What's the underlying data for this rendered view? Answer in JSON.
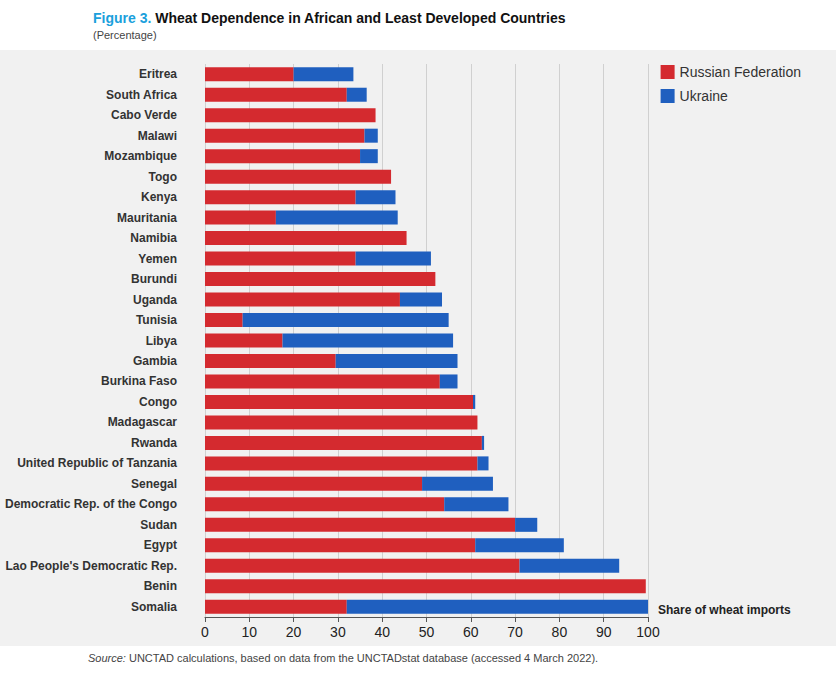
{
  "chart_data": {
    "type": "bar",
    "title": "Figure 3. Wheat Dependence in African and Least Developed Countries",
    "subtitle": "(Percentage)",
    "source": "Source: UNCTAD calculations, based on data from the UNCTADstat database (accessed 4 March 2022).",
    "xlabel": "Share of wheat imports",
    "orientation": "horizontal",
    "stacked": true,
    "grid": true,
    "legend": "top-right",
    "categories": [
      "Eritrea",
      "South Africa",
      "Cabo Verde",
      "Malawi",
      "Mozambique",
      "Togo",
      "Kenya",
      "Mauritania",
      "Namibia",
      "Yemen",
      "Burundi",
      "Uganda",
      "Tunisia",
      "Libya",
      "Gambia",
      "Burkina Faso",
      "Congo",
      "Madagascar",
      "Rwanda",
      "United Republic of Tanzania",
      "Senegal",
      "Democratic Rep. of the Congo",
      "Sudan",
      "Egypt",
      "Lao People's Democratic Rep.",
      "Benin",
      "Somalia"
    ],
    "series": [
      {
        "name": "Russian Federation",
        "color": "#d42a2f",
        "values": [
          20,
          32,
          38.5,
          36,
          35,
          42,
          34,
          16,
          45.5,
          34,
          52,
          44,
          8.5,
          17.5,
          29.5,
          53,
          60.5,
          61.5,
          62.5,
          61.5,
          49,
          54,
          70,
          61,
          71,
          99.5,
          32
        ]
      },
      {
        "name": "Ukraine",
        "color": "#1f5fbf",
        "values": [
          13.5,
          4.5,
          0,
          3,
          4,
          0,
          9,
          27.5,
          0,
          17,
          0,
          9.5,
          46.5,
          38.5,
          27.5,
          4,
          0.5,
          0,
          0.5,
          2.5,
          16,
          14.5,
          5,
          20,
          22.5,
          0,
          68
        ]
      }
    ],
    "xlim": [
      0,
      100
    ],
    "xticks": [
      0,
      10,
      20,
      30,
      40,
      50,
      60,
      70,
      80,
      90,
      100
    ]
  }
}
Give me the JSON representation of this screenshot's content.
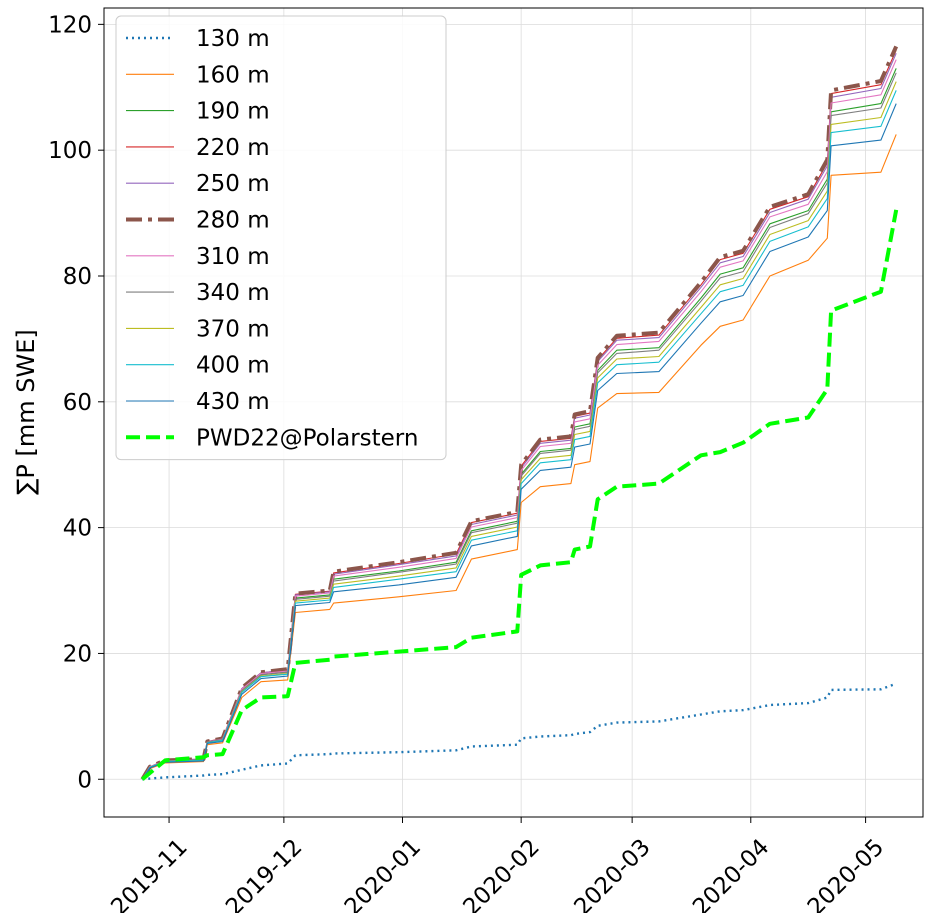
{
  "chart_data": {
    "type": "line",
    "y_label": "∑P [mm SWE]",
    "x": [
      "2019-10-25",
      "2019-10-27",
      "2019-10-31",
      "2019-11-10",
      "2019-11-11",
      "2019-11-15",
      "2019-11-20",
      "2019-11-25",
      "2019-12-02",
      "2019-12-04",
      "2019-12-13",
      "2019-12-14",
      "2019-12-31",
      "2020-01-15",
      "2020-01-19",
      "2020-01-31",
      "2020-02-01",
      "2020-02-06",
      "2020-02-14",
      "2020-02-15",
      "2020-02-19",
      "2020-02-21",
      "2020-02-26",
      "2020-03-08",
      "2020-03-19",
      "2020-03-24",
      "2020-03-30",
      "2020-04-06",
      "2020-04-16",
      "2020-04-21",
      "2020-04-22",
      "2020-05-05",
      "2020-05-09"
    ],
    "xlim": [
      "2019-10-15",
      "2020-05-16"
    ],
    "xticks": [
      {
        "value": "2019-11-01",
        "label": "2019-11"
      },
      {
        "value": "2019-12-01",
        "label": "2019-12"
      },
      {
        "value": "2020-01-01",
        "label": "2020-01"
      },
      {
        "value": "2020-02-01",
        "label": "2020-02"
      },
      {
        "value": "2020-03-01",
        "label": "2020-03"
      },
      {
        "value": "2020-04-01",
        "label": "2020-04"
      },
      {
        "value": "2020-05-01",
        "label": "2020-05"
      }
    ],
    "ylim": [
      -6,
      122.6
    ],
    "yticks": [
      0,
      20,
      40,
      60,
      80,
      100,
      120
    ],
    "grid": true,
    "legend": "upper left",
    "series": [
      {
        "name": "130 m",
        "color": "#1f77b4",
        "linestyle": "dotted",
        "values": [
          0,
          0.1,
          0.3,
          0.6,
          0.7,
          0.8,
          1.5,
          2.2,
          2.5,
          3.8,
          4,
          4.1,
          4.3,
          4.6,
          5.2,
          5.5,
          6.5,
          6.8,
          7,
          7.2,
          7.5,
          8.5,
          9,
          9.2,
          10.3,
          10.8,
          11,
          11.8,
          12.1,
          13,
          14.2,
          14.3,
          15.2
        ]
      },
      {
        "name": "160 m",
        "color": "#ff7f0e",
        "linestyle": "solid",
        "values": [
          0,
          1.7,
          2.6,
          2.8,
          5.5,
          5.8,
          13,
          15.5,
          15.8,
          26.5,
          27,
          28,
          29,
          30,
          35,
          36.5,
          44,
          46.5,
          47,
          50,
          50.5,
          59,
          61.3,
          61.5,
          69,
          72,
          73,
          80,
          82.5,
          86,
          96,
          96.5,
          102.5
        ]
      },
      {
        "name": "190 m",
        "color": "#2ca02c",
        "linestyle": "solid",
        "values": [
          0,
          1.9,
          2.9,
          3.1,
          5.9,
          6.3,
          14.1,
          16.6,
          17.1,
          28.8,
          29.3,
          31.8,
          33.1,
          34.5,
          39.5,
          41,
          48.5,
          52.1,
          52.6,
          56,
          56.5,
          65,
          68.2,
          68.6,
          76.5,
          80.3,
          81.3,
          88.3,
          90.4,
          95.4,
          106.1,
          107.4,
          113
        ]
      },
      {
        "name": "220 m",
        "color": "#d62728",
        "linestyle": "solid",
        "values": [
          0,
          2,
          3,
          3.2,
          6,
          6.5,
          14.4,
          16.9,
          17.4,
          29.4,
          29.9,
          32.8,
          34.3,
          35.8,
          40.8,
          42.3,
          49.8,
          53.7,
          54.2,
          57.7,
          58.2,
          66.7,
          70.1,
          70.6,
          78.6,
          82.6,
          83.6,
          90.6,
          92.6,
          98,
          109,
          110.4,
          115.9
        ]
      },
      {
        "name": "250 m",
        "color": "#9467bd",
        "linestyle": "solid",
        "values": [
          0,
          2,
          3,
          3.2,
          6,
          6.4,
          14.4,
          16.9,
          17.4,
          29.3,
          29.8,
          32.6,
          34.1,
          35.5,
          40.5,
          42,
          49.5,
          53.4,
          53.9,
          57.4,
          57.9,
          66.4,
          69.8,
          70.2,
          78.2,
          82.1,
          83.1,
          90.1,
          92.2,
          97.5,
          108.4,
          109.8,
          115.4
        ]
      },
      {
        "name": "280 m",
        "color": "#8c564b",
        "linestyle": "dashdot",
        "values": [
          0,
          2,
          3,
          3.2,
          6,
          6.5,
          14.5,
          17,
          17.5,
          29.5,
          30,
          33,
          34.5,
          36,
          41,
          42.5,
          50,
          54,
          54.5,
          58,
          58.5,
          67,
          70.5,
          71,
          79,
          83,
          84,
          91,
          93,
          98.5,
          109.5,
          111,
          116.5
        ]
      },
      {
        "name": "310 m",
        "color": "#e377c2",
        "linestyle": "solid",
        "values": [
          0,
          2,
          2.9,
          3.1,
          5.9,
          6.4,
          14.3,
          16.8,
          17.2,
          29.1,
          29.6,
          32.3,
          33.7,
          35.1,
          40.1,
          41.6,
          49.1,
          52.9,
          53.4,
          56.8,
          57.3,
          65.8,
          69.1,
          69.6,
          77.5,
          81.4,
          82.4,
          89.4,
          91.4,
          96.6,
          107.5,
          108.8,
          114.4
        ]
      },
      {
        "name": "340 m",
        "color": "#7f7f7f",
        "linestyle": "solid",
        "values": [
          0,
          1.9,
          2.9,
          3.1,
          5.9,
          6.3,
          14.1,
          16.6,
          17,
          28.6,
          29.1,
          31.5,
          32.9,
          34.2,
          39.2,
          40.7,
          48.2,
          51.8,
          52.3,
          55.6,
          56.1,
          64.6,
          67.7,
          68.2,
          76,
          79.7,
          80.7,
          87.7,
          89.9,
          94.8,
          105.5,
          106.7,
          112.3
        ]
      },
      {
        "name": "370 m",
        "color": "#bcbd22",
        "linestyle": "solid",
        "values": [
          0,
          1.9,
          2.8,
          3,
          5.8,
          6.2,
          13.9,
          16.4,
          16.8,
          28.3,
          28.8,
          31,
          32.3,
          33.6,
          38.6,
          40.1,
          47.6,
          51,
          51.5,
          54.8,
          55.3,
          63.8,
          66.8,
          67.2,
          75,
          78.6,
          79.6,
          86.6,
          88.8,
          93.5,
          104.1,
          105.2,
          110.9
        ]
      },
      {
        "name": "400 m",
        "color": "#17becf",
        "linestyle": "solid",
        "values": [
          0,
          1.9,
          2.8,
          3,
          5.8,
          6.2,
          13.8,
          16.3,
          16.7,
          28,
          28.5,
          30.5,
          31.8,
          33,
          38,
          39.5,
          47,
          50.3,
          50.8,
          54,
          54.5,
          63,
          65.9,
          66.3,
          74,
          77.5,
          78.5,
          85.5,
          87.8,
          92.3,
          102.8,
          103.8,
          109.5
        ]
      },
      {
        "name": "430 m",
        "color": "#1f77b4",
        "linestyle": "solid",
        "values": [
          0,
          1.8,
          2.7,
          2.9,
          5.7,
          6,
          13.5,
          16,
          16.4,
          27.6,
          28.1,
          29.8,
          30.9,
          32.1,
          37.1,
          38.6,
          46.1,
          49.1,
          49.6,
          52.8,
          53.3,
          61.8,
          64.5,
          64.8,
          72.5,
          75.9,
          76.9,
          83.9,
          86.2,
          90.4,
          100.7,
          101.6,
          107.4
        ]
      },
      {
        "name": "PWD22@Polarstern",
        "color": "#00ff00",
        "linestyle": "dashed",
        "values": [
          0,
          1,
          3,
          3.5,
          3.8,
          4,
          11,
          13,
          13.2,
          18.5,
          19,
          19.5,
          20.3,
          21,
          22.5,
          23.5,
          32.5,
          34,
          34.5,
          36.5,
          37,
          44.5,
          46.5,
          47,
          51.5,
          52,
          53.5,
          56.5,
          57.5,
          62,
          74.5,
          77.5,
          90.5
        ]
      }
    ]
  }
}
----
## PROBLEM STATEMENT
Only a number is expected here: the count of lines in the listing that hold the string "this".

## CORRECT RESULT
2